• [Short exercise] From the listing below, return each line that includes "duration".

• [Data]

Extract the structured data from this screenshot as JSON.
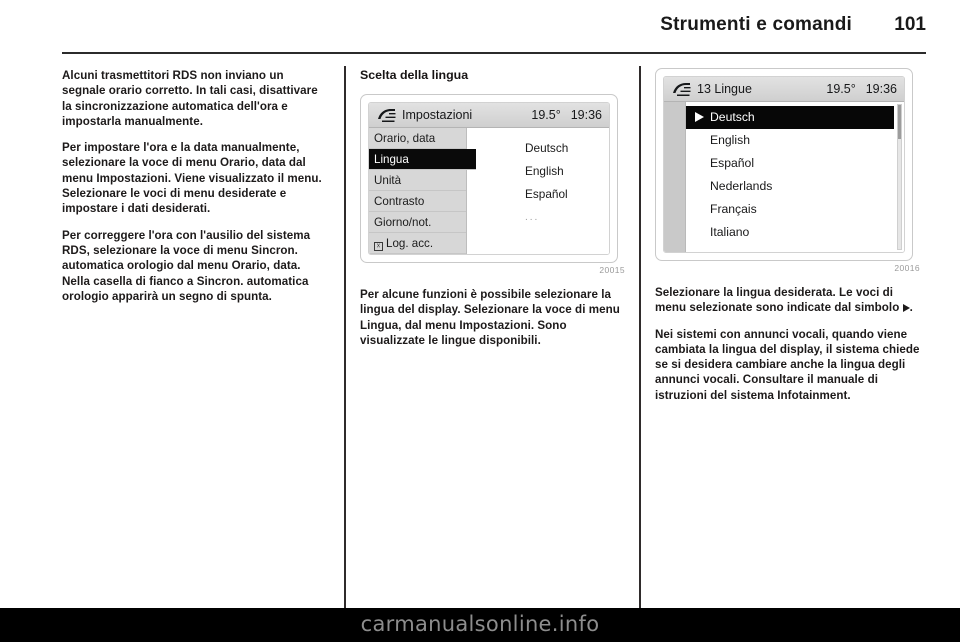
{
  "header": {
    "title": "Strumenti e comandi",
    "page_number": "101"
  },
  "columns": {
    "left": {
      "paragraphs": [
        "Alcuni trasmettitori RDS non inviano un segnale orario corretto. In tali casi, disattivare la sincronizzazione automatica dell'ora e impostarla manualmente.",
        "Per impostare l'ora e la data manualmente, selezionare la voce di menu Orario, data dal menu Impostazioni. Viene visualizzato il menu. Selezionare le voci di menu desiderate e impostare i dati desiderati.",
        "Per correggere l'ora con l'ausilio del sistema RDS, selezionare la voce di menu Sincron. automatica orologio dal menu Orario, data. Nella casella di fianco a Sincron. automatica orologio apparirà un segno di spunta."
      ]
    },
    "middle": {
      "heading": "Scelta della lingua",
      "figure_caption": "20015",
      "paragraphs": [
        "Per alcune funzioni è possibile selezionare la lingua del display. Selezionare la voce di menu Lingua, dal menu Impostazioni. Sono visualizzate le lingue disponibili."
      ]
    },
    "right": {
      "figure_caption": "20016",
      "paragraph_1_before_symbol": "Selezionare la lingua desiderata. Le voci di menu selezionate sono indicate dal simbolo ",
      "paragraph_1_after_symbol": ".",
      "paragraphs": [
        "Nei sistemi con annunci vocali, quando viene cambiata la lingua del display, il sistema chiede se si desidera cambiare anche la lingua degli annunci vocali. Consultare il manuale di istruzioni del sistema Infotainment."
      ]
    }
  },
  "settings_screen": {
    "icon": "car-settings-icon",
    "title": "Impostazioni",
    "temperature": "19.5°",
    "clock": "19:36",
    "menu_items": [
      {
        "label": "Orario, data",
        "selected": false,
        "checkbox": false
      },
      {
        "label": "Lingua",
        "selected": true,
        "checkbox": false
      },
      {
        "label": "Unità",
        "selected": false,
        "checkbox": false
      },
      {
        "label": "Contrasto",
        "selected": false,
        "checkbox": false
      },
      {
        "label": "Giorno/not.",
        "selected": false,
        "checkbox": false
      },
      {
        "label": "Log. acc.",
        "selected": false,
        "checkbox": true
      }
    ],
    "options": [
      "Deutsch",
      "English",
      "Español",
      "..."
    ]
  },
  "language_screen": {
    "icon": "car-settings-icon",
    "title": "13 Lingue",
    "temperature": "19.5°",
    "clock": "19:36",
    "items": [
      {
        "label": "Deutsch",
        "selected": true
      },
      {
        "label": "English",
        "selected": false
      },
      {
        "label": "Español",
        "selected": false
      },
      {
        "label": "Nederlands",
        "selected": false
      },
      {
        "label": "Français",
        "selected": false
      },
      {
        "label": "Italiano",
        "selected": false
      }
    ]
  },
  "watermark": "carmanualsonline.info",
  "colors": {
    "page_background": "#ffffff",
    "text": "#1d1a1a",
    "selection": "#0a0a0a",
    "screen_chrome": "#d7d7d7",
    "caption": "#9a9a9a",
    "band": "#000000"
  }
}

* * *

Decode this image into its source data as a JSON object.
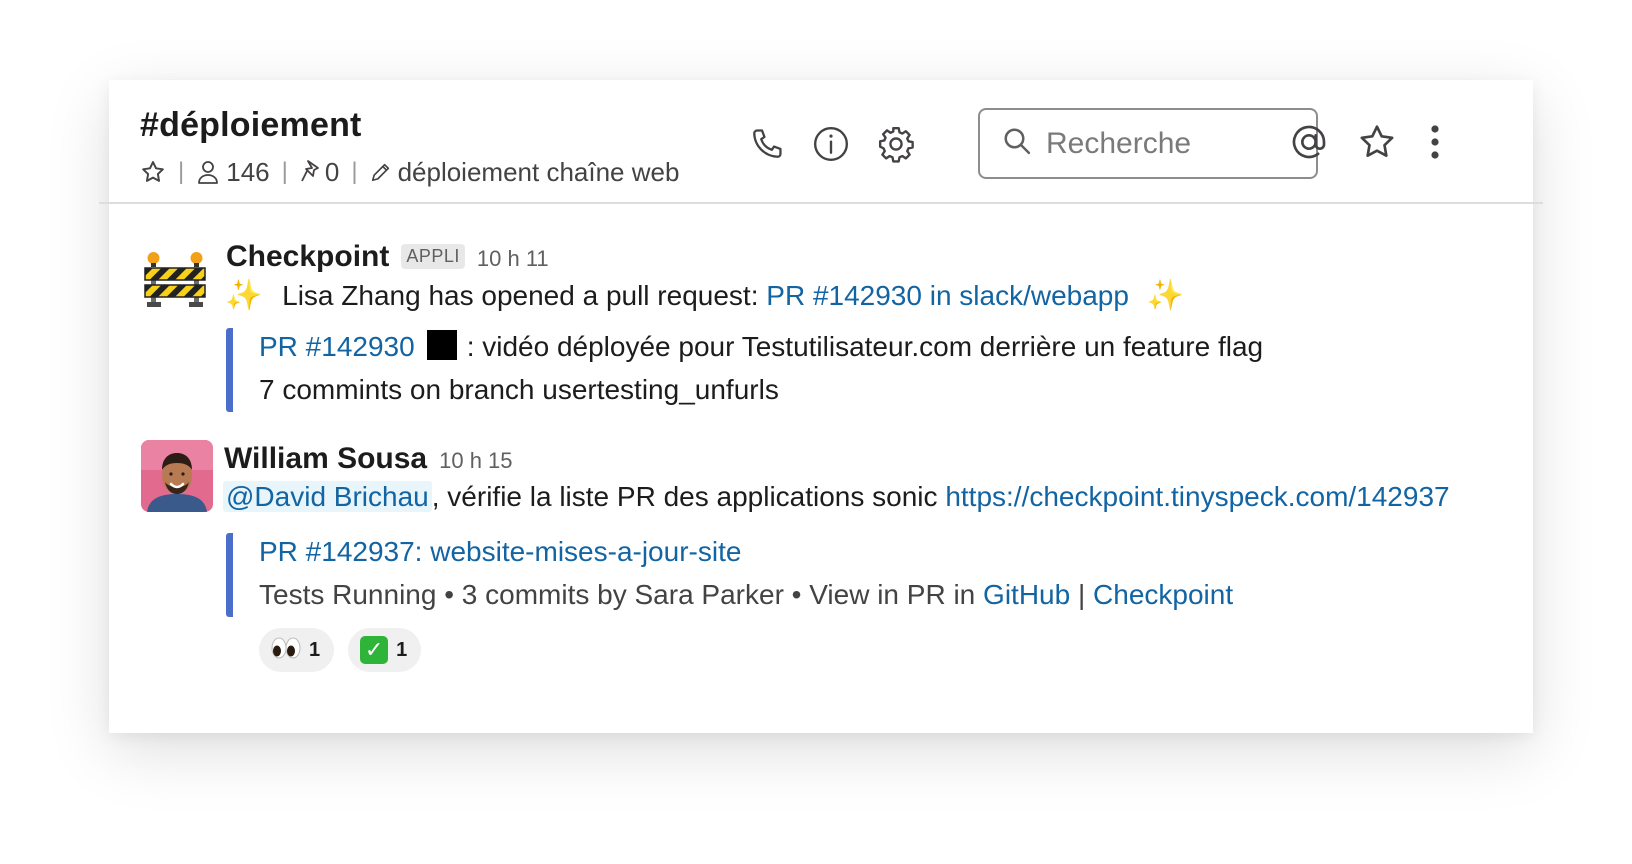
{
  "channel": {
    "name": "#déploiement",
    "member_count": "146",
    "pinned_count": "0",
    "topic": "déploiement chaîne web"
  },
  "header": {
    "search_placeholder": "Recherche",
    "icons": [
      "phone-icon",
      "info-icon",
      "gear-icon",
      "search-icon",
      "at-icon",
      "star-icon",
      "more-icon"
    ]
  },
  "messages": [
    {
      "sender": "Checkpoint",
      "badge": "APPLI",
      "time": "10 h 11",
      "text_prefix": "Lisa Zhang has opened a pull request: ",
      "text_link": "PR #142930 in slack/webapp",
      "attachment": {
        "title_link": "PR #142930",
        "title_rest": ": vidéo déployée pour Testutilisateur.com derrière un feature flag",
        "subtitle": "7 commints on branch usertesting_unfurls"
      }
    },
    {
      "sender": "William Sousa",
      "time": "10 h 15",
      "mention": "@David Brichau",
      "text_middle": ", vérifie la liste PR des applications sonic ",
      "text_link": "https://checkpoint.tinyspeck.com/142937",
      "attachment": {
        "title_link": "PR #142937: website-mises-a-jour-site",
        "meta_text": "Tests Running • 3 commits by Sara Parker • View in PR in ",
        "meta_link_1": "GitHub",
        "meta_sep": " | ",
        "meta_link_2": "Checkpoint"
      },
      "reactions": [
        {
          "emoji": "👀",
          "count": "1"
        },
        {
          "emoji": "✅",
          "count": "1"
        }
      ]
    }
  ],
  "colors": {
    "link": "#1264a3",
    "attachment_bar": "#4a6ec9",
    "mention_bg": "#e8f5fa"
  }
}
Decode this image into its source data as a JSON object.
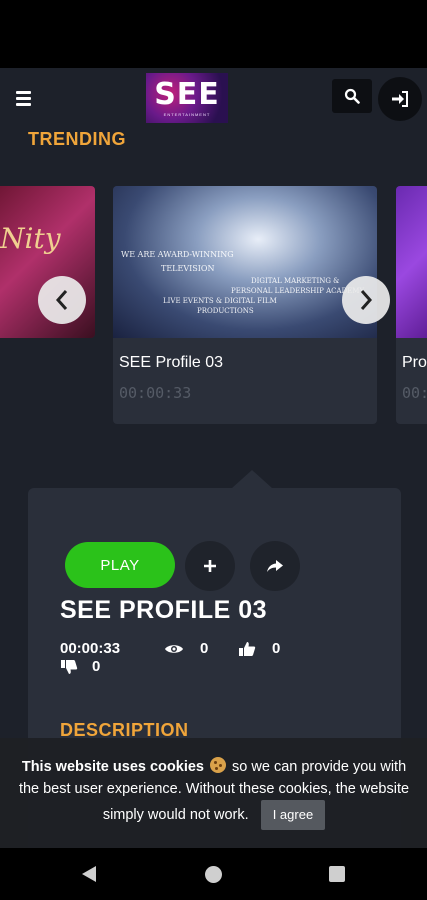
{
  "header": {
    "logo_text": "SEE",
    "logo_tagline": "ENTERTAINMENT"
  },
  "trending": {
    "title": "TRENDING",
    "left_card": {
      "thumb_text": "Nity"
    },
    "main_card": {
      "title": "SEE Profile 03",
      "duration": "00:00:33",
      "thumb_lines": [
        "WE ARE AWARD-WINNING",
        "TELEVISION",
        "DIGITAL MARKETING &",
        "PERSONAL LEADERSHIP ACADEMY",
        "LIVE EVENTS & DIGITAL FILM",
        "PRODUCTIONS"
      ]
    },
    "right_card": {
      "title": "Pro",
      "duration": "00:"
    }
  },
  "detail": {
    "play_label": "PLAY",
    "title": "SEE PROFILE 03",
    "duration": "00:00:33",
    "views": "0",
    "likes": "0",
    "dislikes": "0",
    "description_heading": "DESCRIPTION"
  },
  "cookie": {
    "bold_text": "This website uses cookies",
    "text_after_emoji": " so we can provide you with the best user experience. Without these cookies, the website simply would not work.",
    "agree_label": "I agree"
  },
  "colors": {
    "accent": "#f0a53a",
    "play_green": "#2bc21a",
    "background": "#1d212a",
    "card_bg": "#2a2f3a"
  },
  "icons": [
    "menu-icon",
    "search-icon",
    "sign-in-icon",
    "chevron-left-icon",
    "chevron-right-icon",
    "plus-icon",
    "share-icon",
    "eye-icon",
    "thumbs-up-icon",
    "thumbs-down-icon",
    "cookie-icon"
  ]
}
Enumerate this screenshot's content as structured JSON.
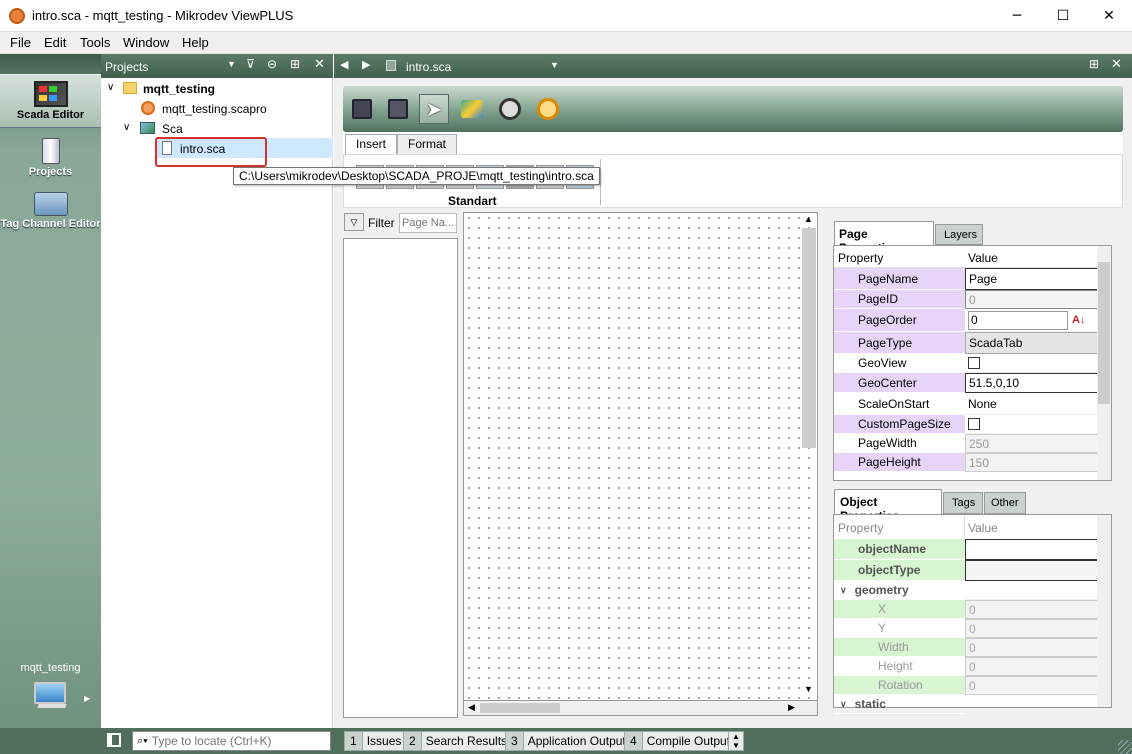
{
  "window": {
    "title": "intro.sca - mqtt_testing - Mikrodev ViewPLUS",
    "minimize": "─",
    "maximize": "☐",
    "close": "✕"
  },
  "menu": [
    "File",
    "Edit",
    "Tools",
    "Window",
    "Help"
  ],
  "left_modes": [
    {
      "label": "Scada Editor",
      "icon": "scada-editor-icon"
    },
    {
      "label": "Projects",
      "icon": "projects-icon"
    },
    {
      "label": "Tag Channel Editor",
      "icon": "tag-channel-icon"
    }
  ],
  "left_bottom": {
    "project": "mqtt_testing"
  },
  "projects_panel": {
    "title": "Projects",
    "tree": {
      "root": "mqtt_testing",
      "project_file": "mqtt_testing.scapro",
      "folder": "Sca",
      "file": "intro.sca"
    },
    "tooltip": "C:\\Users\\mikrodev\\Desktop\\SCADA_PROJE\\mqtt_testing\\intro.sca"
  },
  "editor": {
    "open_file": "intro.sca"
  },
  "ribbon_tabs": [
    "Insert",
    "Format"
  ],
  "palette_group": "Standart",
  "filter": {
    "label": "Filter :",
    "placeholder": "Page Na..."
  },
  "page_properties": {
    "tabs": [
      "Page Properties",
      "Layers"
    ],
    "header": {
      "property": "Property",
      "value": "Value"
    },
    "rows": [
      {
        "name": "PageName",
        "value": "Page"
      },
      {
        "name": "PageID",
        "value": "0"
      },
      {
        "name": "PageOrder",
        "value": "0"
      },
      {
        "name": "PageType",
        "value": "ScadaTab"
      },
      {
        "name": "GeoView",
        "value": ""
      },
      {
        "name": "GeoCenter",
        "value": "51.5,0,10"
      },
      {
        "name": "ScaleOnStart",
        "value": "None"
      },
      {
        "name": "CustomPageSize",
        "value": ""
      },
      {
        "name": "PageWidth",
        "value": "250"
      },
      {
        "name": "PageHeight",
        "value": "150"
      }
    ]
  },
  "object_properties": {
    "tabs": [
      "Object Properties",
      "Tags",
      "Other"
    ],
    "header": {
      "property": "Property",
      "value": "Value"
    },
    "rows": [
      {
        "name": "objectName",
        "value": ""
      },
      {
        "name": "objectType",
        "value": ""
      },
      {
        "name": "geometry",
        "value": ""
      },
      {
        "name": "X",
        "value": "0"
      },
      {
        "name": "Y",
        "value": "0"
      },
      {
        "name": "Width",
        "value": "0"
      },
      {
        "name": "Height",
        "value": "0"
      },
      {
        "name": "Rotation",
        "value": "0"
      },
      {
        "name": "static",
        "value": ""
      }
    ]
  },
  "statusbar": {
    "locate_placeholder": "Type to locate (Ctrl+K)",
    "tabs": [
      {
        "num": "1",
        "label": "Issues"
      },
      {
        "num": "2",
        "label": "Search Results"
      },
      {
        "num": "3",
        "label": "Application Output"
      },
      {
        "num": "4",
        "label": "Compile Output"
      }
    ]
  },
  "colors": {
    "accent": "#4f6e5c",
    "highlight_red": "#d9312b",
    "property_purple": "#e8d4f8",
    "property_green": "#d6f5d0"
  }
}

---

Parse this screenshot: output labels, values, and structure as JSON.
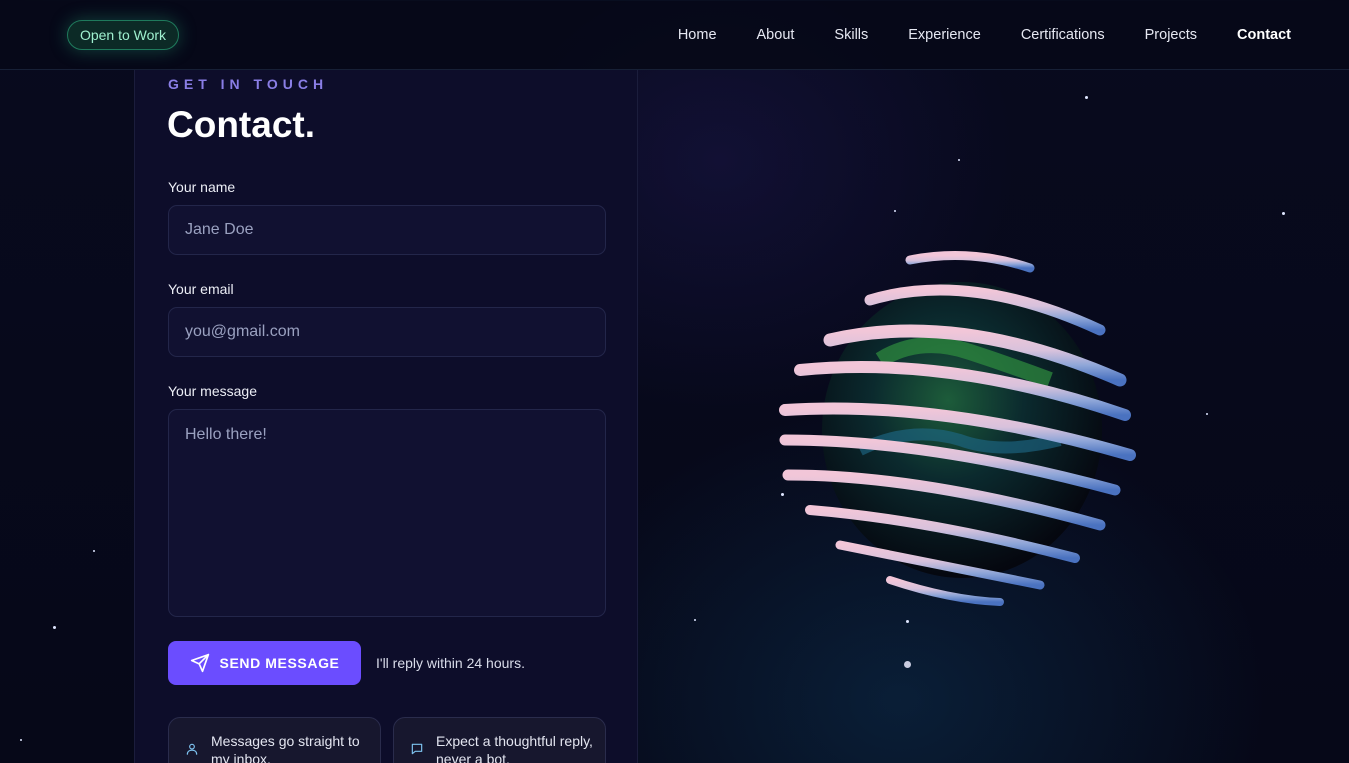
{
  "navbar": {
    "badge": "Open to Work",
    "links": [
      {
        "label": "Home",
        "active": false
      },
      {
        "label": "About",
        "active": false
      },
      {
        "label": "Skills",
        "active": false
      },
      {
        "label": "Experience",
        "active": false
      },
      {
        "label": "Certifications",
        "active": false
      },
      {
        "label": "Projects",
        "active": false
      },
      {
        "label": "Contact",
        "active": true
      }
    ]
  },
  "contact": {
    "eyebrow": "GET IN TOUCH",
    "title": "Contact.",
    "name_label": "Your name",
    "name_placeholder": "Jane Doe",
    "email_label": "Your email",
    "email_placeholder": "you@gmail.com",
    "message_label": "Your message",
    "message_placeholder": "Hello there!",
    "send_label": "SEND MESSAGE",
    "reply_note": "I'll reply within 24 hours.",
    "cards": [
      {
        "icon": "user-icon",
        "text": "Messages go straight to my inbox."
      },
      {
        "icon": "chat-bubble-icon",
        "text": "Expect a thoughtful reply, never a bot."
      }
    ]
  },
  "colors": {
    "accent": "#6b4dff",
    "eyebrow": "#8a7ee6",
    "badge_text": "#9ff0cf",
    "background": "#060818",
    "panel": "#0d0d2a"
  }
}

• [Task result]
      "duration": "00:00:33",
      "duration": "00:"
    "duration": "00:00:33",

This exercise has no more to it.